-- Begin Excerpted records --
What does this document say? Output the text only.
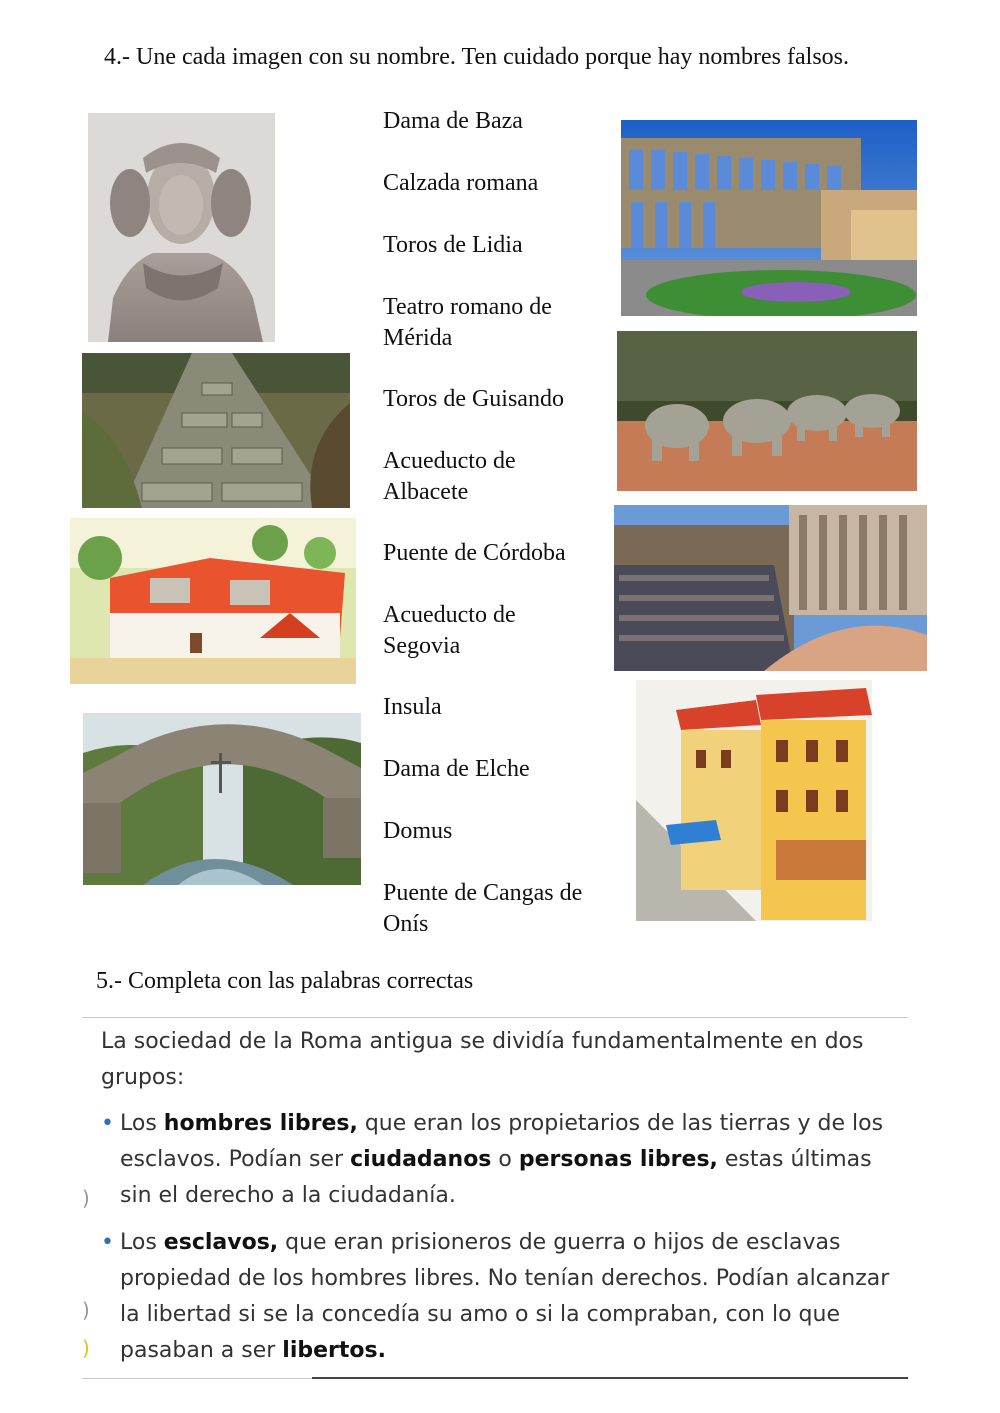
4.- Une cada imagen con su nombre. Ten cuidado porque hay nombres falsos.
Dama de Baza
Calzada romana
Toros de Lidia
Teatro romano de Mérida
Toros de Guisando
Acueducto de Albacete
Puente de Córdoba
Acueducto de Segovia
Insula
Dama de Elche
Domus
Puente de Cangas de Onís
5.- Completa con las palabras correctas
La sociedad de la Roma antigua se dividía fundamentalmente en dos grupos:
• Los hombres libres, que eran los propietarios de las tierras y de los esclavos. Podían ser ciudadanos o personas libres, estas últimas sin el derecho a la ciudadanía.
• Los esclavos, que eran prisioneros de guerra o hijos de esclavas propiedad de los hombres libres. No tenían derechos. Podían alcanzar la libertad si se la concedía su amo o si la compraban, con lo que pasaban a ser libertos.
)
)
)
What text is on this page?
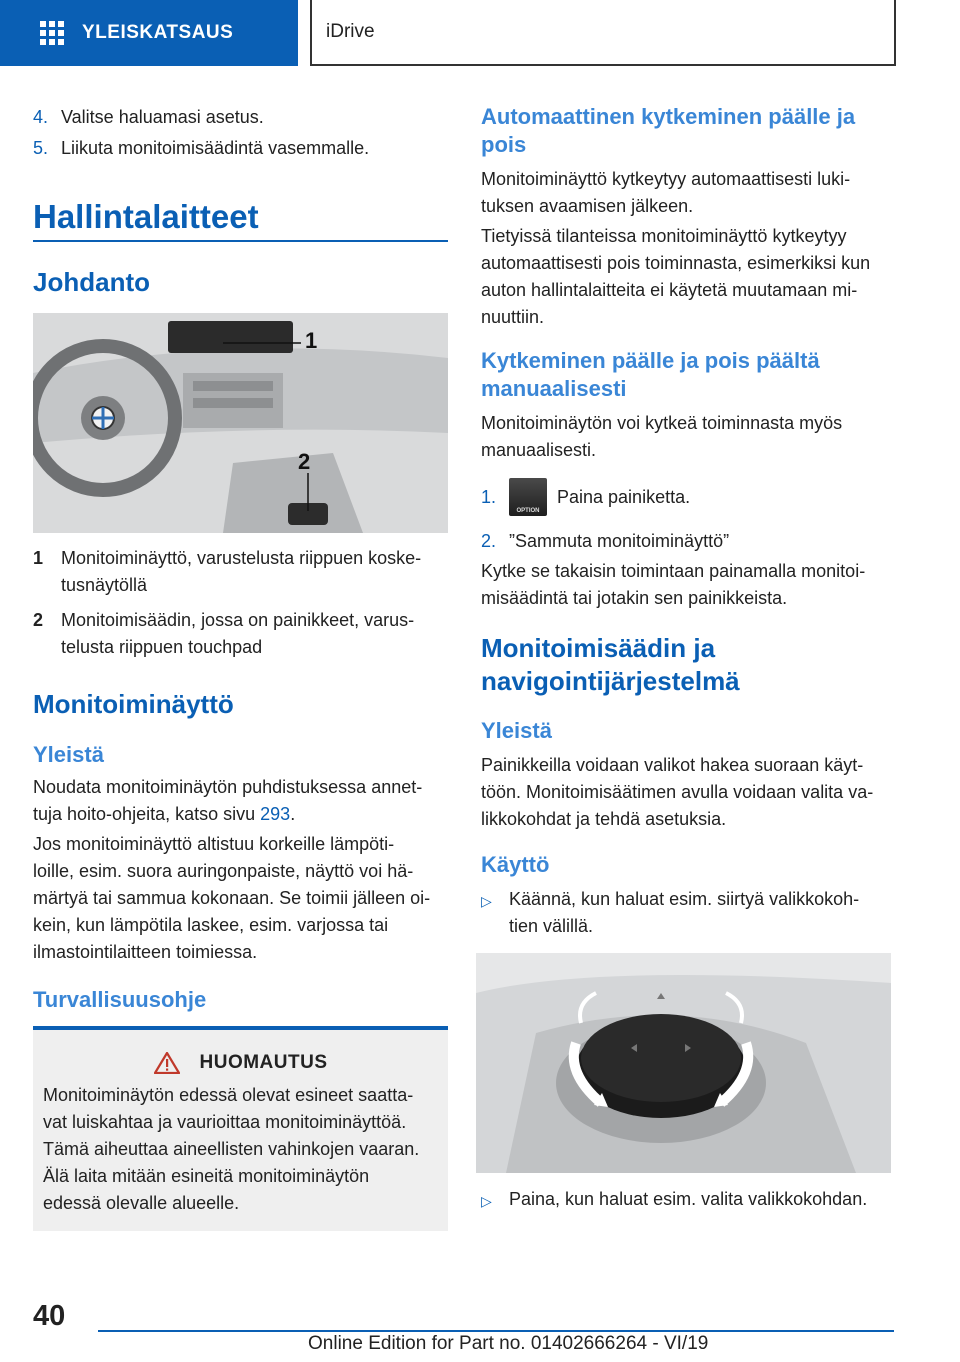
YLEISKATSAUS	iDrive
4. Valitse haluamasi asetus.
5. Liikuta monitoimisäädintä vasemmalle.
Hallintalaitteet
Johdanto
1
2
1 Monitoiminäyttö, varustelusta riippuen koske‐
tusnäytöllä
2 Monitoimisäädin, jossa on painikkeet, varus‐
telusta riippuen touchpad
Monitoiminäyttö
Yleistä
Noudata monitoiminäytön puhdistuksessa annet‐
tuja hoito-ohjeita, katso sivu 293.
Jos monitoiminäyttö altistuu korkeille lämpöti‐
loille, esim. suora auringonpaiste, näyttö voi hä‐
märtyä tai sammua kokonaan. Se toimii jälleen oi‐
kein, kun lämpötila laskee, esim. varjossa tai
ilmastointilaitteen toimiessa.
Turvallisuusohje
HUOMAUTUS
Monitoiminäytön edessä olevat esineet saatta‐
vat luiskahtaa ja vaurioittaa monitoiminäyttöä.
Tämä aiheuttaa aineellisten vahinkojen vaaran.
Älä laita mitään esineitä monitoiminäytön
edessä olevalle alueelle.
Automaattinen kytkeminen päälle ja
pois
Monitoiminäyttö kytkeytyy automaattisesti luki‐
tuksen avaamisen jälkeen.
Tietyissä tilanteissa monitoiminäyttö kytkeytyy
automaattisesti pois toiminnasta, esimerkiksi kun
auton hallintalaitteita ei käytetä muutamaan mi‐
nuuttiin.
Kytkeminen päälle ja pois päältä
manuaalisesti
Monitoiminäytön voi kytkeä toiminnasta myös
manuaalisesti.
1.
OPTION
Paina painiketta.
2. ”Sammuta monitoiminäyttö”
Kytke se takaisin toimintaan painamalla monitoi‐
misäädintä tai jotakin sen painikkeista.
Monitoimisäädin ja
navigointijärjestelmä
Yleistä
Painikkeilla voidaan valikot hakea suoraan käyt‐
töön. Monitoimisäätimen avulla voidaan valita va‐
likkokohdat ja tehdä asetuksia.
Käyttö
▷ Käännä, kun haluat esim. siirtyä valikkokoh‐
tien välillä.
▷ Paina, kun haluat esim. valita valikkokohdan.
40
Online Edition for Part no. 01402666264 - VI/19
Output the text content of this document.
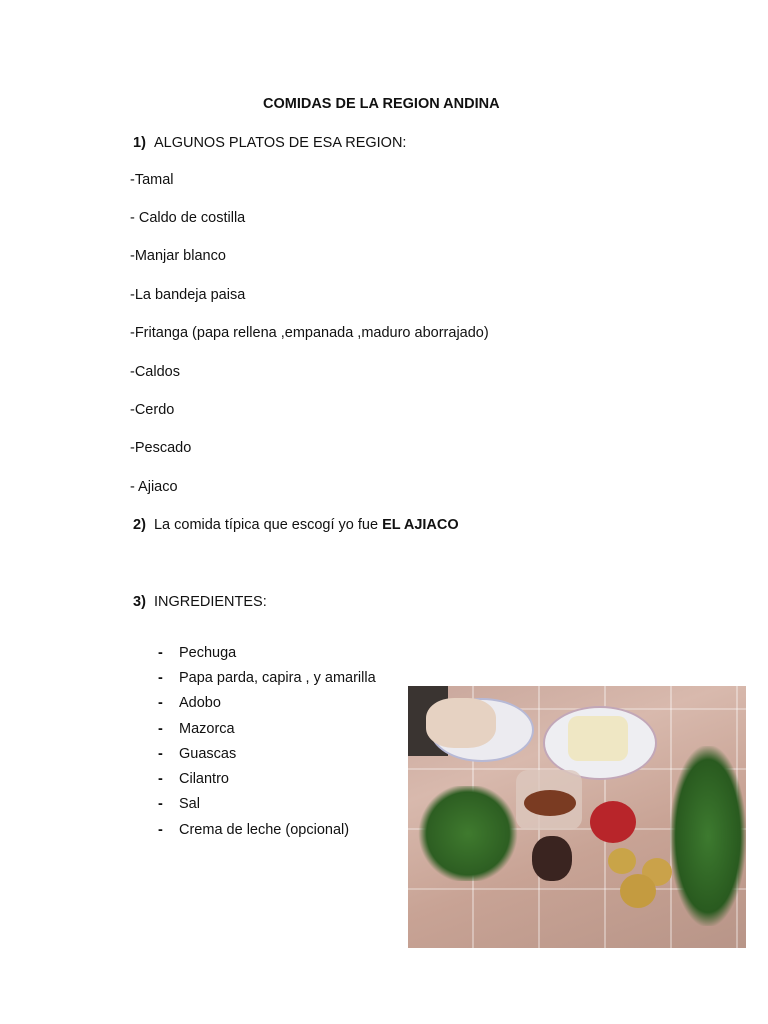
COMIDAS DE LA REGION ANDINA
1) ALGUNOS PLATOS DE ESA REGION:
-Tamal
- Caldo de costilla
-Manjar blanco
-La bandeja paisa
-Fritanga (papa rellena ,empanada ,maduro aborrajado)
-Caldos
-Cerdo
-Pescado
- Ajiaco
2) La comida típica que escogí yo fue EL AJIACO
3) INGREDIENTES:
- Pechuga
- Papa parda, capira , y amarilla
- Adobo
- Mazorca
- Guascas
- Cilantro
- Sal
- Crema de leche (opcional)
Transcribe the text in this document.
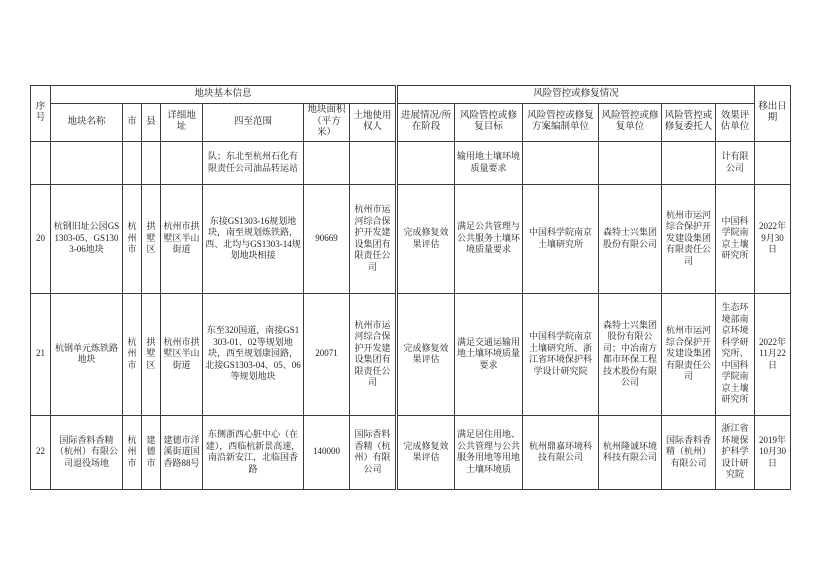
序号	地块基本信息							风险管控或修复情况						移出日期
	地块名称	市	县	详细地址	四至范围	地块面积（平方米）	土地使用权人	进展情况/所在阶段	风险管控或修复目标	风险管控或修复方案编制单位	风险管控或修复单位	风险管控或修复委托人	效果评估单位	
					队；东北至杭州石化有限责任公司油品转运站				输用地土壤环境质量要求				计有限公司	
20	杭钢旧址公园GS1303-05、GS1303-06地块	杭州市	拱墅区	杭州市拱墅区半山街道	东接GS1303-16规划地块，南至规划炼铁路，西、北均与GS1303-14规划地块相接	90669	杭州市运河综合保护开发建设集团有限责任公司	完成修复效果评估	满足公共管理与公共服务土壤环境质量要求	中国科学院南京土壤研究所	森特士兴集团股份有限公司	杭州市运河综合保护开发建设集团有限责任公司	中国科学院南京土壤研究所	2022年9月30日
21	杭钢单元炼铁路地块	杭州市	拱墅区	杭州市拱墅区半山街道	东至320国道，南接GS1303-01、02等规划地块，西至规划康园路，北接GS1303-04、05、06等规划地块	20071	杭州市运河综合保护开发建设集团有限责任公司	完成修复效果评估	满足交通运输用地土壤环境质量要求	中国科学院南京土壤研究所、浙江省环境保护科学设计研究院	森特士兴集团股份有限公司；中冶南方都市环保工程技术股份有限公司	杭州市运河综合保护开发建设集团有限责任公司	生态环境部南京环境科学研究所、中国科学院南京土壤研究所	2022年11月22日
22	国际香料香精（杭州）有限公司退役场地	杭州市	建德市	建德市洋溪街道国香路88号	东侧浙西心脏中心（在建），西临杭新景高速，南沿新安江，北临国香路	140000	国际香料香精（杭州）有限公司	完成修复效果评估	满足居住用地、公共管理与公共服务用地等用地土壤环境质	杭州鼎嘉环境科技有限公司	杭州隆诚环境科技有限公司	国际香料香精（杭州）有限公司	浙江省环境保护科学设计研究院	2019年10月30日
-- End Excerpted records --
◆ **Task objective**
All of the material above is to be copied exactly, except for its images.

◆ **Output for this task**
What does this document say? Output the text only.
4.- Une cada imagen con su nombre. Ten cuidado porque hay nombres falsos.
Dama de Baza
Calzada romana
Toros de Lidia
Teatro romano de Mérida
Toros de Guisando
Acueducto de Albacete
Puente de Córdoba
Acueducto de Segovia
Insula
Dama de Elche
Domus
Puente de Cangas de Onís
5.- Completa con las palabras correctas
La sociedad de la Roma antigua se dividía fundamentalmente en dos grupos:
• Los hombres libres, que eran los propietarios de las tierras y de los esclavos. Podían ser ciudadanos o personas libres, estas últimas sin el derecho a la ciudadanía.
• Los esclavos, que eran prisioneros de guerra o hijos de esclavas propiedad de los hombres libres. No tenían derechos. Podían alcanzar la libertad si se la concedía su amo o si la compraban, con lo que pasaban a ser libertos.
)
)
)
What text is on this page?
YLEISKATSAUS	iDrive
4. Valitse haluamasi asetus.
5. Liikuta monitoimisäädintä vasemmalle.
Hallintalaitteet
Johdanto
1
2
1 Monitoiminäyttö, varustelusta riippuen koske‐
tusnäytöllä
2 Monitoimisäädin, jossa on painikkeet, varus‐
telusta riippuen touchpad
Monitoiminäyttö
Yleistä
Noudata monitoiminäytön puhdistuksessa annet‐
tuja hoito-ohjeita, katso sivu 293.
Jos monitoiminäyttö altistuu korkeille lämpöti‐
loille, esim. suora auringonpaiste, näyttö voi hä‐
märtyä tai sammua kokonaan. Se toimii jälleen oi‐
kein, kun lämpötila laskee, esim. varjossa tai
ilmastointilaitteen toimiessa.
Turvallisuusohje
HUOMAUTUS
Monitoiminäytön edessä olevat esineet saatta‐
vat luiskahtaa ja vaurioittaa monitoiminäyttöä.
Tämä aiheuttaa aineellisten vahinkojen vaaran.
Älä laita mitään esineitä monitoiminäytön
edessä olevalle alueelle.
Automaattinen kytkeminen päälle ja
pois
Monitoiminäyttö kytkeytyy automaattisesti luki‐
tuksen avaamisen jälkeen.
Tietyissä tilanteissa monitoiminäyttö kytkeytyy
automaattisesti pois toiminnasta, esimerkiksi kun
auton hallintalaitteita ei käytetä muutamaan mi‐
nuuttiin.
Kytkeminen päälle ja pois päältä
manuaalisesti
Monitoiminäytön voi kytkeä toiminnasta myös
manuaalisesti.
1.
OPTION
Paina painiketta.
2. ”Sammuta monitoiminäyttö”
Kytke se takaisin toimintaan painamalla monitoi‐
misäädintä tai jotakin sen painikkeista.
Monitoimisäädin ja
navigointijärjestelmä
Yleistä
Painikkeilla voidaan valikot hakea suoraan käyt‐
töön. Monitoimisäätimen avulla voidaan valita va‐
likkokohdat ja tehdä asetuksia.
Käyttö
▷ Käännä, kun haluat esim. siirtyä valikkokoh‐
tien välillä.
▷ Paina, kun haluat esim. valita valikkokohdan.
40
Online Edition for Part no. 01402666264 - VI/19
Output the text content of this document.
COMIDAS DE LA REGION ANDINA
1) ALGUNOS PLATOS DE ESA REGION:
-Tamal
- Caldo de costilla
-Manjar blanco
-La bandeja paisa
-Fritanga (papa rellena ,empanada ,maduro aborrajado)
-Caldos
-Cerdo
-Pescado
- Ajiaco
2) La comida típica que escogí yo fue EL AJIACO
3) INGREDIENTES:
- Pechuga
- Papa parda, capira , y amarilla
- Adobo
- Mazorca
- Guascas
- Cilantro
- Sal
- Crema de leche (opcional)
Transcribe the text in this document.
序号	地块基本信息							风险管控或修复情况						移出日期
	地块名称	市	县	详细地址	四至范围	地块面积（平方米）	土地使用权人	进展情况/所在阶段	风险管控或修复目标	风险管控或修复方案编制单位	风险管控或修复单位	风险管控或修复委托人	效果评估单位	
					队；东北至杭州石化有限责任公司油品转运站				输用地土壤环境质量要求				计有限公司	
20	杭钢旧址公园GS1303-05、GS1303-06地块	杭州市	拱墅区	杭州市拱墅区半山街道	东接GS1303-16规划地块，南至规划炼铁路，西、北均与GS1303-14规划地块相接	90669	杭州市运河综合保护开发建设集团有限责任公司	完成修复效果评估	满足公共管理与公共服务土壤环境质量要求	中国科学院南京土壤研究所	森特士兴集团股份有限公司	杭州市运河综合保护开发建设集团有限责任公司	中国科学院南京土壤研究所	2022年9月30日
21	杭钢单元炼铁路地块	杭州市	拱墅区	杭州市拱墅区半山街道	东至320国道，南接GS1303-01、02等规划地块，西至规划康园路，北接GS1303-04、05、06等规划地块	20071	杭州市运河综合保护开发建设集团有限责任公司	完成修复效果评估	满足交通运输用地土壤环境质量要求	中国科学院南京土壤研究所、浙江省环境保护科学设计研究院	森特士兴集团股份有限公司；中冶南方都市环保工程技术股份有限公司	杭州市运河综合保护开发建设集团有限责任公司	生态环境部南京环境科学研究所、中国科学院南京土壤研究所	2022年11月22日
22	国际香料香精（杭州）有限公司退役场地	杭州市	建德市	建德市洋溪街道国香路88号	东侧浙西心脏中心（在建），西临杭新景高速，南沿新安江，北临国香路	140000	国际香料香精（杭州）有限公司	完成修复效果评估	满足居住用地、公共管理与公共服务用地等用地土壤环境质	杭州鼎嘉环境科技有限公司	杭州隆诚环境科技有限公司	国际香料香精（杭州）有限公司	浙江省环境保护科学设计研究院	2019年10月30日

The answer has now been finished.